(Saved entries)
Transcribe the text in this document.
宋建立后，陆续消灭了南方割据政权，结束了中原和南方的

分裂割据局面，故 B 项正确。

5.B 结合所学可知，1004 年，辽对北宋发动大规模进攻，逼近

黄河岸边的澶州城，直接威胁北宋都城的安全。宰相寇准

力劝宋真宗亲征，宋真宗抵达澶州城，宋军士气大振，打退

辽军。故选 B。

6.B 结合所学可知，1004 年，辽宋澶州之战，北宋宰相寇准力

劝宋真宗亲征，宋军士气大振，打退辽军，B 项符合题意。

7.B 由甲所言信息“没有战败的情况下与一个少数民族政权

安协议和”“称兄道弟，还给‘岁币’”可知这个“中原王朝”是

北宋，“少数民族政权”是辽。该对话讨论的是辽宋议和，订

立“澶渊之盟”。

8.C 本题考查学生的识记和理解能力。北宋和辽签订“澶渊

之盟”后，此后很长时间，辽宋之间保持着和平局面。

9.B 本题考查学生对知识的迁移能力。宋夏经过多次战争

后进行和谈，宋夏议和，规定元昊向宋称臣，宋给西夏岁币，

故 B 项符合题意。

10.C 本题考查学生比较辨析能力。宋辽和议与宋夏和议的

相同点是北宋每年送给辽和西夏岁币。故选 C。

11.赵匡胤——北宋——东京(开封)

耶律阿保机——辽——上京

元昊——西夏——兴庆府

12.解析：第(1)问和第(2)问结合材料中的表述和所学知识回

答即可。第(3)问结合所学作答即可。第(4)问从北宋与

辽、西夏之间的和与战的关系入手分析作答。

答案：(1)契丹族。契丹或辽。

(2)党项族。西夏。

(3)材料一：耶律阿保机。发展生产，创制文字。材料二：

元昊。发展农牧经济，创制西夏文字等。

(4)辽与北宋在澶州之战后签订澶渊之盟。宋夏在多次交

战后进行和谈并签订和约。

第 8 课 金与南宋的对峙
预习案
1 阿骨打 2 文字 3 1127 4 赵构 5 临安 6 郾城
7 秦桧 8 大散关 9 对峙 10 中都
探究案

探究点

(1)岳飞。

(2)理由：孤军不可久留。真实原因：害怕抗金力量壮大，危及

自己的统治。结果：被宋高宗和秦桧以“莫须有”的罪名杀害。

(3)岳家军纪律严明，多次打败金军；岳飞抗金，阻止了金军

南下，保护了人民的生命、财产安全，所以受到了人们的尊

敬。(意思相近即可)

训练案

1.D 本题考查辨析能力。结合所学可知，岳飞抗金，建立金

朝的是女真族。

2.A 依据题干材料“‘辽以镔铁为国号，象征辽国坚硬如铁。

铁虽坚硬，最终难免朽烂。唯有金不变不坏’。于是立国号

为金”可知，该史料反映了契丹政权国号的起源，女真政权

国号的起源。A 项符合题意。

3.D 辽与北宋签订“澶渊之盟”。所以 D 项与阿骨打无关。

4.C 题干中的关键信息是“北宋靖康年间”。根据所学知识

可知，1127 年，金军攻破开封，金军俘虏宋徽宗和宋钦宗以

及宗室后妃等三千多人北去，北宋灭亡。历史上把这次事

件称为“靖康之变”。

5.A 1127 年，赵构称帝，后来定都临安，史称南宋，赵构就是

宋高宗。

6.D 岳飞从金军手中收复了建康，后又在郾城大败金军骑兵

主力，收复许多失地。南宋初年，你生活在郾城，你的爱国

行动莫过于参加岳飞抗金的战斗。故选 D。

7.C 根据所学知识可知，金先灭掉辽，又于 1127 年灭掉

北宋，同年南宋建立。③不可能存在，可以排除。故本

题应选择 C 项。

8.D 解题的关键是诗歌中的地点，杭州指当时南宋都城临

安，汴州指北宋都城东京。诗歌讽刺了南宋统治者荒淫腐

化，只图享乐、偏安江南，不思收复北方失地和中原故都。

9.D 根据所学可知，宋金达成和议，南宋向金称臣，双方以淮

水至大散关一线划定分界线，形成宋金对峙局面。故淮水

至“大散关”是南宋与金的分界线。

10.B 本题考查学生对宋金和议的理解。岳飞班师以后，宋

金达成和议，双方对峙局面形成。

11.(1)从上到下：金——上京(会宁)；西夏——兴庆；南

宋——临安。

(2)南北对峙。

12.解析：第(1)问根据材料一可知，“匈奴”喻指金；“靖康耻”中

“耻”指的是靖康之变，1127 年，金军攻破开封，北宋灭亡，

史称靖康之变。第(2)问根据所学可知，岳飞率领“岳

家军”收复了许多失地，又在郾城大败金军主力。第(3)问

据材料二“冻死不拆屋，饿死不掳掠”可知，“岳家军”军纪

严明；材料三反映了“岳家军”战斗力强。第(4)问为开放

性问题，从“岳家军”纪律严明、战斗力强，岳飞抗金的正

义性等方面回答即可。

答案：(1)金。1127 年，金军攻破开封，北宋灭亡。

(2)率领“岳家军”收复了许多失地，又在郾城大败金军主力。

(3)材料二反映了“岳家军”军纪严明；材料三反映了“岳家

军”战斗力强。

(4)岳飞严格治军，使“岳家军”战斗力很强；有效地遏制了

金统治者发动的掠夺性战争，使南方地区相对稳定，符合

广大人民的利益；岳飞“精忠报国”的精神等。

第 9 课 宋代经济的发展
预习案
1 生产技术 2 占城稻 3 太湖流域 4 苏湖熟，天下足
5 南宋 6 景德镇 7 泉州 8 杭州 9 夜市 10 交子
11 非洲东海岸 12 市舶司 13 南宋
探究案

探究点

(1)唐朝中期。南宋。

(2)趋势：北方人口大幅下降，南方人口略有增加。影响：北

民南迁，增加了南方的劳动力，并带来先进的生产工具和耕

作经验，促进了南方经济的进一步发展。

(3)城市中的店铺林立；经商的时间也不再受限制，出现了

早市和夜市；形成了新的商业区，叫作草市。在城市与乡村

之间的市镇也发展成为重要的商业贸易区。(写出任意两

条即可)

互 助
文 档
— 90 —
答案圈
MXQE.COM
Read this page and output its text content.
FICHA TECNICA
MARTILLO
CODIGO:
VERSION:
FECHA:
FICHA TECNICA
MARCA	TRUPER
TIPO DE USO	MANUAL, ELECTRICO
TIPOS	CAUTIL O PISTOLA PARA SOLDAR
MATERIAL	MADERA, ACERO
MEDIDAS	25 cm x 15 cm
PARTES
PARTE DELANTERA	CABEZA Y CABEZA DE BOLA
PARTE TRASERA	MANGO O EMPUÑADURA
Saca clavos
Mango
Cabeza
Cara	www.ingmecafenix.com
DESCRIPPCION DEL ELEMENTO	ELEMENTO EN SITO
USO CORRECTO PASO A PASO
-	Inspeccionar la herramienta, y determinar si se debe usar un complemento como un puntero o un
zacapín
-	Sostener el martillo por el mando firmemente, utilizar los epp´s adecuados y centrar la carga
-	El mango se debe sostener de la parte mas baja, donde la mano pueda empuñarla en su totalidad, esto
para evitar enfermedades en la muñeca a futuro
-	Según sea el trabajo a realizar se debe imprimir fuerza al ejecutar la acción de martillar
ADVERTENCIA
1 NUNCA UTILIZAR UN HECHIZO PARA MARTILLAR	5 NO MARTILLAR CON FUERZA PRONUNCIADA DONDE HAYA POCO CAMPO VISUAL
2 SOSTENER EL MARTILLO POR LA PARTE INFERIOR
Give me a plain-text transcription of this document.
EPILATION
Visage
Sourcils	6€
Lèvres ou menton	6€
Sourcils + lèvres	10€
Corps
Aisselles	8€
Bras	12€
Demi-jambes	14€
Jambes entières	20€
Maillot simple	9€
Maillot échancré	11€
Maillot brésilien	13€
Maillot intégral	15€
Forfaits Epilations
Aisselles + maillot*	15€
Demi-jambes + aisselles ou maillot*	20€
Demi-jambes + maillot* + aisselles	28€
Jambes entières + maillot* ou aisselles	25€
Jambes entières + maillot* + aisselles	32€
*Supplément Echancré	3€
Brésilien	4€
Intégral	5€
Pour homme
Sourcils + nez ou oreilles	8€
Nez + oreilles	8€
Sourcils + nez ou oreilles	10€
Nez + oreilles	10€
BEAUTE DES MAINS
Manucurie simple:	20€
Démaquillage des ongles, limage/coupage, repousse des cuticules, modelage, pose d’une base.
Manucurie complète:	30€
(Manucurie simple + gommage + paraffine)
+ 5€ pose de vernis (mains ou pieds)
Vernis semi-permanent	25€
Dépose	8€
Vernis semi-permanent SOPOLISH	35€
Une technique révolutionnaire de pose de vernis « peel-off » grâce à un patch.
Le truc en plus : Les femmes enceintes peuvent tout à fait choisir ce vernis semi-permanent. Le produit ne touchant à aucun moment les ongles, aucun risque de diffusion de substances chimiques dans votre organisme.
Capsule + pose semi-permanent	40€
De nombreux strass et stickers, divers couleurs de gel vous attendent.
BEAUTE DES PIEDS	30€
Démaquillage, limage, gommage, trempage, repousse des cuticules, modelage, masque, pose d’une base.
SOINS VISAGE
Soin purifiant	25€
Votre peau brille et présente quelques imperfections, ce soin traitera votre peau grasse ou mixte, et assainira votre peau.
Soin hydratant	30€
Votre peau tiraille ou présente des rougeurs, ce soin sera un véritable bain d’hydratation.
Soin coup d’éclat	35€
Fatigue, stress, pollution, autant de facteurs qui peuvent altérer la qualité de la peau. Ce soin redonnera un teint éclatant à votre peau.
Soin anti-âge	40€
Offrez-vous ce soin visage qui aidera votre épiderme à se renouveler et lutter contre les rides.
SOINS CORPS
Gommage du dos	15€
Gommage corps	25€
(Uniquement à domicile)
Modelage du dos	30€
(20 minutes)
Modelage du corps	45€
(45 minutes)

REQUIREMENTS: Look through the entries above for the word "simple". Copy every line where it shows up.

SOLVED EXERCISE:
Maillot simple	9€
Manucurie simple:	20€
(Manucurie simple + gommage + paraffine)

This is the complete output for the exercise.